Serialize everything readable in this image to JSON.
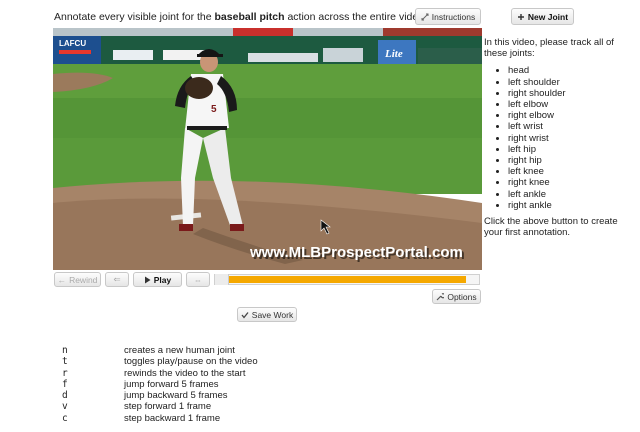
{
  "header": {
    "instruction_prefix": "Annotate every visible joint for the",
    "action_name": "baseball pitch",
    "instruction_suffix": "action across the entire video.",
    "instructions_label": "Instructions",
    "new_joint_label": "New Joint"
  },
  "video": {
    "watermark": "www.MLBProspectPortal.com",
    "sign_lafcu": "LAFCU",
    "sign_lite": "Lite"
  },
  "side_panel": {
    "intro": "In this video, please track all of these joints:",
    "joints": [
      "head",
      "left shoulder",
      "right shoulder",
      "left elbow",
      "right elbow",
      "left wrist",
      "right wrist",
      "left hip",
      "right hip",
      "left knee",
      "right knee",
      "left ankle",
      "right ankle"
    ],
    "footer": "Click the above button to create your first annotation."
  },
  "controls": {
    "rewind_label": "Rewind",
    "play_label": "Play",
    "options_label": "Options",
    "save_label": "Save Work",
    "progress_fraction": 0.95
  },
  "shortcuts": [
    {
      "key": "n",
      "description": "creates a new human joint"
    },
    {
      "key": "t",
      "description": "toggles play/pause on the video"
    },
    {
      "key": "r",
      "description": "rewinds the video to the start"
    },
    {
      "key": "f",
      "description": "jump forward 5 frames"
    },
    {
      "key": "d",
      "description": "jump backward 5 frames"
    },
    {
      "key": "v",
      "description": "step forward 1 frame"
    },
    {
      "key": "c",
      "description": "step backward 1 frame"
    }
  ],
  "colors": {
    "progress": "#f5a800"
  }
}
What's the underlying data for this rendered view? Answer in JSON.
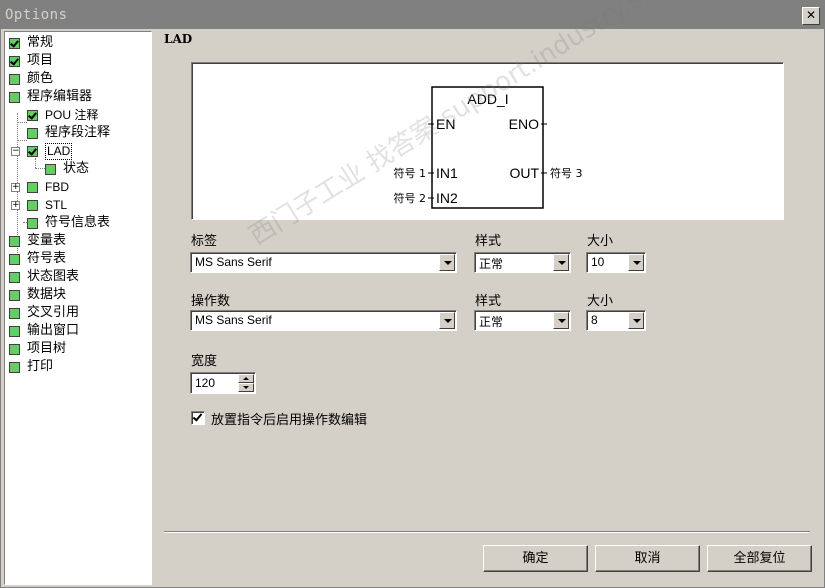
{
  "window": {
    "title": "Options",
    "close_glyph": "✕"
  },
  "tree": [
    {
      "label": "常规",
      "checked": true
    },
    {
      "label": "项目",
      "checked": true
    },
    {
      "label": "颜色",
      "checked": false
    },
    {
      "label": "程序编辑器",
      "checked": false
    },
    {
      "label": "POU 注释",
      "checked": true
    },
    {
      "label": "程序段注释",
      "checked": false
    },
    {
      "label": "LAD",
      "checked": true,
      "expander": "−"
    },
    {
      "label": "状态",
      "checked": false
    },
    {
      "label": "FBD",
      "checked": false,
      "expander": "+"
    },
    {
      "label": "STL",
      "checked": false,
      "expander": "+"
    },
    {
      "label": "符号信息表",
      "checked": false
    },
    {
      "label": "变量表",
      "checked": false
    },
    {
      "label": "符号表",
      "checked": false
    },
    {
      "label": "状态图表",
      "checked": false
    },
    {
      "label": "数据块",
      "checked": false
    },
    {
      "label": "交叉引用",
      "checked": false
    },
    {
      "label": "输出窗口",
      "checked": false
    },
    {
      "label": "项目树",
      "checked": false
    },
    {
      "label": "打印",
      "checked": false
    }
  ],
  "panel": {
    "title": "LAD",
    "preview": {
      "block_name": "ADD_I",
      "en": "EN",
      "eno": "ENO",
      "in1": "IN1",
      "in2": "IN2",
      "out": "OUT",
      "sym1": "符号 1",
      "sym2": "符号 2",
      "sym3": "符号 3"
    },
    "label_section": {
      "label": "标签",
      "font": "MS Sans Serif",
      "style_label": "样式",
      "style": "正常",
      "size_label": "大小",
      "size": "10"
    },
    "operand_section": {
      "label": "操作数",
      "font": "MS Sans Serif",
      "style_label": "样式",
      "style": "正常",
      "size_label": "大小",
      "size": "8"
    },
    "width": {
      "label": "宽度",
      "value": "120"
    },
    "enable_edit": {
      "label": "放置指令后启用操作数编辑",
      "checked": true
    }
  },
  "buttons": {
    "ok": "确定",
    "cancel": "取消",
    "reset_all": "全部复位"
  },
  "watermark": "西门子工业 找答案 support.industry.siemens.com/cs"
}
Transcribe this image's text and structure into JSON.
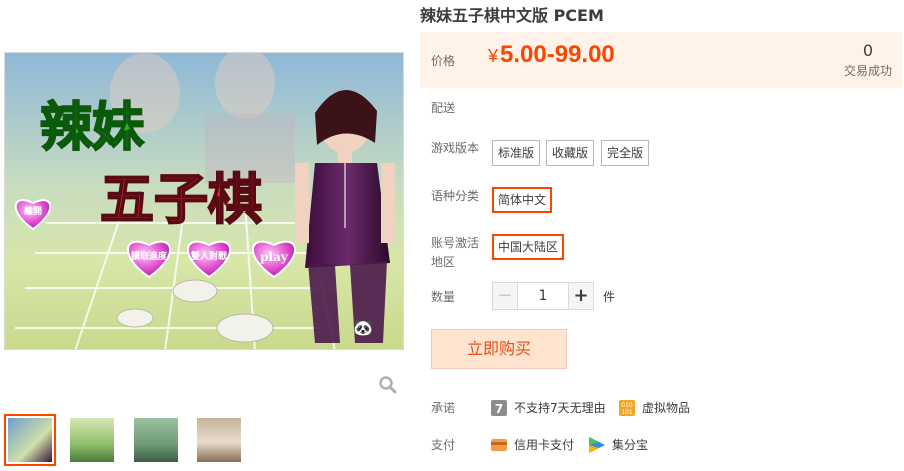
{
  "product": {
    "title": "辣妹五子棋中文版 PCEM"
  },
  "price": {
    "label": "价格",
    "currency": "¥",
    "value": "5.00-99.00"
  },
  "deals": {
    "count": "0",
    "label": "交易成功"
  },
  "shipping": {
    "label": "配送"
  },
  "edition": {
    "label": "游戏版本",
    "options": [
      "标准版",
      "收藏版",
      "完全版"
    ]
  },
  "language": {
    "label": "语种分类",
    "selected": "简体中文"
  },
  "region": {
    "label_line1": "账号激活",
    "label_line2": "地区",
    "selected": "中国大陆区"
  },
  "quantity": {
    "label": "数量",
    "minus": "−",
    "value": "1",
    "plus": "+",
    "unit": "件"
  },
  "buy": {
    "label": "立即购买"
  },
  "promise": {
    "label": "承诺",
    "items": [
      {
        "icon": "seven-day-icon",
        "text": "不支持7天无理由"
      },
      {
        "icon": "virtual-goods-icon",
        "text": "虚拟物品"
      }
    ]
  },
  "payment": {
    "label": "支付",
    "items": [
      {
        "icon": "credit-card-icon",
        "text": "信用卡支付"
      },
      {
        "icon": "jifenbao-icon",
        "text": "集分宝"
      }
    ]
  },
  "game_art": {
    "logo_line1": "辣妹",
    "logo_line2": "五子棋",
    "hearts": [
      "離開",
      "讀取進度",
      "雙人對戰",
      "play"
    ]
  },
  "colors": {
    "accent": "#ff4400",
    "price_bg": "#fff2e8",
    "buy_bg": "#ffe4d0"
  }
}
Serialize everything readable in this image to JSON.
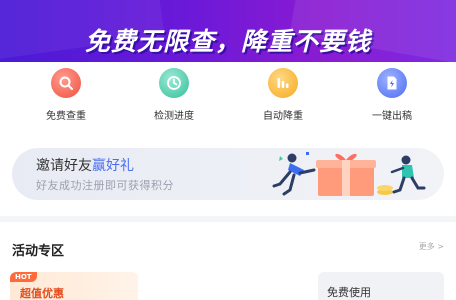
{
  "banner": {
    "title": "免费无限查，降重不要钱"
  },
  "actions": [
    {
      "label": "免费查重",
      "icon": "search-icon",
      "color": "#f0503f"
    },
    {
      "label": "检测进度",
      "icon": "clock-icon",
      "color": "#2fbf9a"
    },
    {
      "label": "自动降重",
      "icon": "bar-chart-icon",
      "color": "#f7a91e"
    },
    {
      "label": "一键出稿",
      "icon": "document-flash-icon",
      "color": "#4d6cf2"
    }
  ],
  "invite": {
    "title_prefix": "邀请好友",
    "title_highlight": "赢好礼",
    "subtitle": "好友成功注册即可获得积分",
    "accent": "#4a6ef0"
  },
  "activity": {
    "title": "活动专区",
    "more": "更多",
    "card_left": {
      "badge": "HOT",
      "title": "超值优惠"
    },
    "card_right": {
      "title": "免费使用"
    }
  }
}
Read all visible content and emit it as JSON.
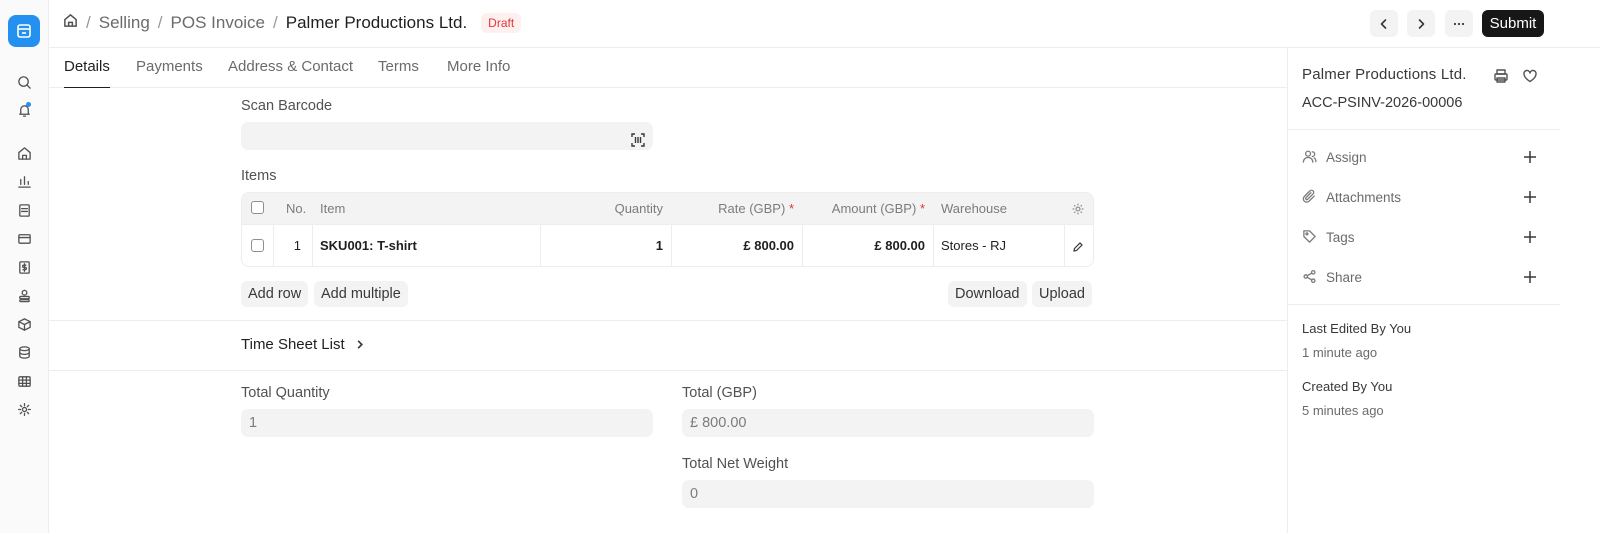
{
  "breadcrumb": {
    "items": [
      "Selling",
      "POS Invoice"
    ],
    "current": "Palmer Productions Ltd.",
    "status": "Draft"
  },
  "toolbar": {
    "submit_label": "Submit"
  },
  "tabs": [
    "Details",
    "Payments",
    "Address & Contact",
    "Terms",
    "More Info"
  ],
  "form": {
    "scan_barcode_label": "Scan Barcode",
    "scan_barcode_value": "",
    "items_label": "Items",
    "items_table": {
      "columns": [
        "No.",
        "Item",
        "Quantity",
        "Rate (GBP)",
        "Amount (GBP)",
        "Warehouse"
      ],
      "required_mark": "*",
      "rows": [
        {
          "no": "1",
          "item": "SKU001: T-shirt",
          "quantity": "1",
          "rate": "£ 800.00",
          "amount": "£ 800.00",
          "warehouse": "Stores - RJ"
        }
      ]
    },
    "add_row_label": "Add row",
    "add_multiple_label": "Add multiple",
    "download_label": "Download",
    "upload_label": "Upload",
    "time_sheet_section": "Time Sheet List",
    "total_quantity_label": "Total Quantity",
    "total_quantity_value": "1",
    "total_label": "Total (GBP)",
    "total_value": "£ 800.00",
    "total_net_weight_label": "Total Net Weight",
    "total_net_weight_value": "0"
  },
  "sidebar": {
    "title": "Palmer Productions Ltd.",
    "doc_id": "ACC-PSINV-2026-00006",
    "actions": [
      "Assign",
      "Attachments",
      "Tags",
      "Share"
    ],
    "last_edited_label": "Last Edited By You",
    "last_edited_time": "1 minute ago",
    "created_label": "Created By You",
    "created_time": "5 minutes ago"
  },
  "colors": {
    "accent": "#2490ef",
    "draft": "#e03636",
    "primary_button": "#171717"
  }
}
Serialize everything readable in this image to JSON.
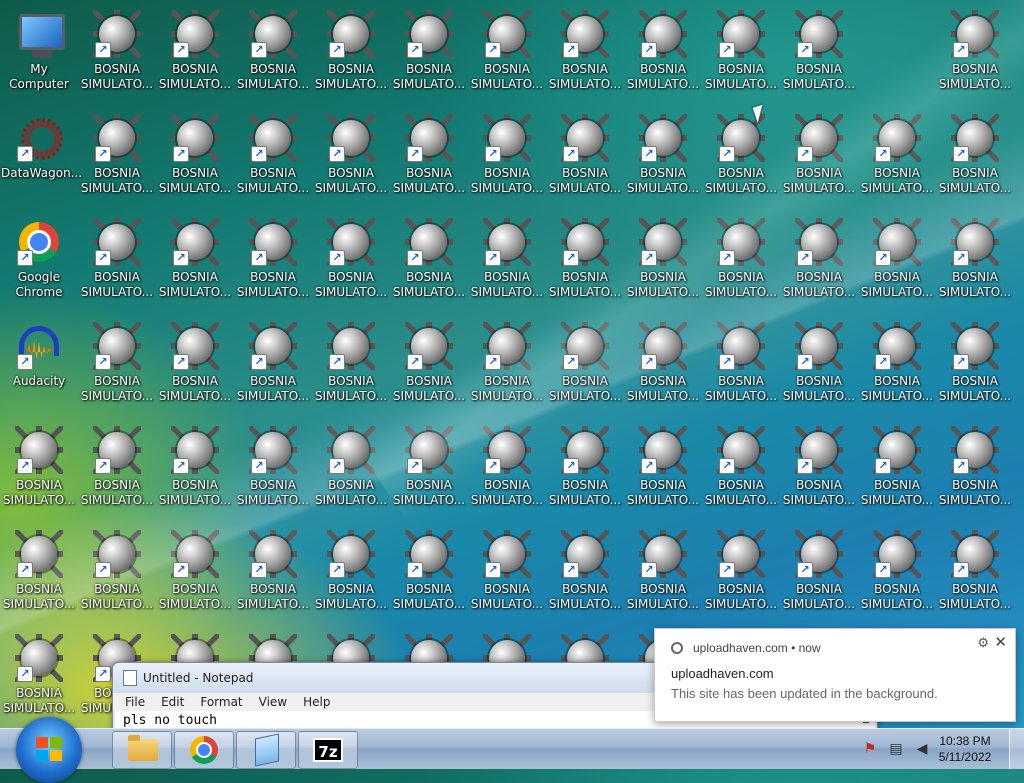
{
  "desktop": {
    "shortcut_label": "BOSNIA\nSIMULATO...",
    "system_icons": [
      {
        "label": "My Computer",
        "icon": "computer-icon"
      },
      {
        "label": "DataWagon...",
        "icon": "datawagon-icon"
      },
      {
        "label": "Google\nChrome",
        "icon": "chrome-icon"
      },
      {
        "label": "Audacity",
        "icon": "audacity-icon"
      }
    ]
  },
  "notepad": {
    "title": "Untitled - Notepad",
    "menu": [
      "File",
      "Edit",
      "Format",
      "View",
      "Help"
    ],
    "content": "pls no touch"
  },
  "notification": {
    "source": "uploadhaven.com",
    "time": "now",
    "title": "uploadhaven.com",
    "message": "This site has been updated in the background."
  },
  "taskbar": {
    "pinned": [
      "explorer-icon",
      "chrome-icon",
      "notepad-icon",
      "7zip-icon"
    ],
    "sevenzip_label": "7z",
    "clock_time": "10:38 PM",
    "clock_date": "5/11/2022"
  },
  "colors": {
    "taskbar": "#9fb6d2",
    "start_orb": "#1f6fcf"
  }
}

· · · · · · ·

**TASK DIRECTIONS**
Go through the data and gather every line that holds "Palmer".

**COMPLETED EXERCISE**
    "current": "Palmer Productions Ltd.",
    "title": "Palmer Productions Ltd.",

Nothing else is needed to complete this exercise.